### Exercise task
Exact repetition is required: output every record in full.
begin
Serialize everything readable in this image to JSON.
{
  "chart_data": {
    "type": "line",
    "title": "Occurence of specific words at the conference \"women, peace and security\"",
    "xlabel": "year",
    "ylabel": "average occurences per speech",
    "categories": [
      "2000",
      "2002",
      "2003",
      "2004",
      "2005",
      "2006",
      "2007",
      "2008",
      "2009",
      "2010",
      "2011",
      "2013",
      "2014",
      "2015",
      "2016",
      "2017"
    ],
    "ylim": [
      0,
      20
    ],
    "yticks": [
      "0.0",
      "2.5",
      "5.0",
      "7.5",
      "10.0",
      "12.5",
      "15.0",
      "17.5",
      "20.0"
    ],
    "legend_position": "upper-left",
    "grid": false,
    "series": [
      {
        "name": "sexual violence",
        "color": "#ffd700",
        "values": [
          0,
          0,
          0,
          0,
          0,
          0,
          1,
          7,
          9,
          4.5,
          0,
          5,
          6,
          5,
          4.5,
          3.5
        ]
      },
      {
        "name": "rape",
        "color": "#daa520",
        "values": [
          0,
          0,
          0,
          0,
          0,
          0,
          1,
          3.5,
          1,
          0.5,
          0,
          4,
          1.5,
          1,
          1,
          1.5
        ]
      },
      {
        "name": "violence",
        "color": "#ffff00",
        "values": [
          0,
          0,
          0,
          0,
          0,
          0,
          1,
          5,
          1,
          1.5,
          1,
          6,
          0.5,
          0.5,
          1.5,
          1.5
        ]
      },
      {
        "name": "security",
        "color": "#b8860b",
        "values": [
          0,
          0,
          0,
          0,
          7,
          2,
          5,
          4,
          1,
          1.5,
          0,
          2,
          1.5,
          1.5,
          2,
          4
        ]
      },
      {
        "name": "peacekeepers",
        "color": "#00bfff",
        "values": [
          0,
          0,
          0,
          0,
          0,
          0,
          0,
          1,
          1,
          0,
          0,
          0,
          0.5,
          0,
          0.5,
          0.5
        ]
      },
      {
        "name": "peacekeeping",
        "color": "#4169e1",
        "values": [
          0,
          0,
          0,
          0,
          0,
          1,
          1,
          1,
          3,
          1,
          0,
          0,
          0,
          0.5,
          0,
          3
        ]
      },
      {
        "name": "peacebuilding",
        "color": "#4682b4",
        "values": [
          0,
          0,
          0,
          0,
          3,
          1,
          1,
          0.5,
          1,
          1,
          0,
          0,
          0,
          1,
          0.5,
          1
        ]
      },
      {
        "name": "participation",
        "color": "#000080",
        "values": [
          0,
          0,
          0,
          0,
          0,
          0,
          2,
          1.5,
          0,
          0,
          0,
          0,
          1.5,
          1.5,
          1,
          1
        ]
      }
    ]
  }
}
end
### Exercise solution
Serialize everything readable in this image to JSON.
{
  "chart_data": {
    "type": "line",
    "title": "Occurence of specific words at the conference \"women, peace and security\"",
    "xlabel": "year",
    "ylabel": "average occurences per speech",
    "categories": [
      "2000",
      "2002",
      "2003",
      "2004",
      "2005",
      "2006",
      "2007",
      "2008",
      "2009",
      "2010",
      "2011",
      "2013",
      "2014",
      "2015",
      "2016",
      "2017"
    ],
    "ylim": [
      0,
      20
    ],
    "yticks": [
      "0.0",
      "2.5",
      "5.0",
      "7.5",
      "10.0",
      "12.5",
      "15.0",
      "17.5",
      "20.0"
    ],
    "legend_position": "upper-left",
    "grid": false,
    "series": [
      {
        "name": "sexual violence",
        "color": "#ffd700",
        "values": [
          0,
          0,
          0,
          0,
          0,
          0,
          1,
          7,
          9,
          4.5,
          0,
          5,
          6,
          5,
          4.5,
          3.5
        ]
      },
      {
        "name": "rape",
        "color": "#daa520",
        "values": [
          0,
          0,
          0,
          0,
          0,
          0,
          1,
          3.5,
          1,
          0.5,
          0,
          4,
          1.5,
          1,
          1,
          1.5
        ]
      },
      {
        "name": "violence",
        "color": "#ffff00",
        "values": [
          0,
          0,
          0,
          0,
          0,
          0,
          1,
          5,
          1,
          1.5,
          1,
          6,
          0.5,
          0.5,
          1.5,
          1.5
        ]
      },
      {
        "name": "security",
        "color": "#b8860b",
        "values": [
          0,
          0,
          0,
          0,
          7,
          2,
          5,
          4,
          1,
          1.5,
          0,
          2,
          1.5,
          1.5,
          2,
          4
        ]
      },
      {
        "name": "peacekeepers",
        "color": "#00bfff",
        "values": [
          0,
          0,
          0,
          0,
          0,
          0,
          0,
          1,
          1,
          0,
          0,
          0,
          0.5,
          0,
          0.5,
          0.5
        ]
      },
      {
        "name": "peacekeeping",
        "color": "#4169e1",
        "values": [
          0,
          0,
          0,
          0,
          0,
          1,
          1,
          1,
          3,
          1,
          0,
          0,
          0,
          0.5,
          0,
          3
        ]
      },
      {
        "name": "peacebuilding",
        "color": "#4682b4",
        "values": [
          0,
          0,
          0,
          0,
          3,
          1,
          1,
          0.5,
          1,
          1,
          0,
          0,
          0,
          1,
          0.5,
          1
        ]
      },
      {
        "name": "participation",
        "color": "#000080",
        "values": [
          0,
          0,
          0,
          0,
          0,
          0,
          2,
          1.5,
          0,
          0,
          0,
          0,
          1.5,
          1.5,
          1,
          1
        ]
      }
    ]
  }
}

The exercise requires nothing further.